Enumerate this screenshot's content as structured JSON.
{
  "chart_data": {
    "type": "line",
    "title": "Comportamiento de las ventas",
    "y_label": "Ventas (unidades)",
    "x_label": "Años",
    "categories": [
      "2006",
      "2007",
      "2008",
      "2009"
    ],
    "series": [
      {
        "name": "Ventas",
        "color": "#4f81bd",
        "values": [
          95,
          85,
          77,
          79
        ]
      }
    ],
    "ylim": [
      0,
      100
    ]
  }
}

.....

(SET EXERCISE):
Above are some records. Print them all exactly.

(FULL RESPONSE):
Enumerate this screenshot's content as structured JSON.
{
  "chart_data": {
    "type": "line",
    "title": "Comportamiento de las ventas",
    "y_label": "Ventas (unidades)",
    "x_label": "Años",
    "categories": [
      "2006",
      "2007",
      "2008",
      "2009"
    ],
    "series": [
      {
        "name": "Ventas",
        "color": "#4f81bd",
        "values": [
          95,
          85,
          77,
          79
        ]
      }
    ],
    "ylim": [
      0,
      100
    ]
  }
}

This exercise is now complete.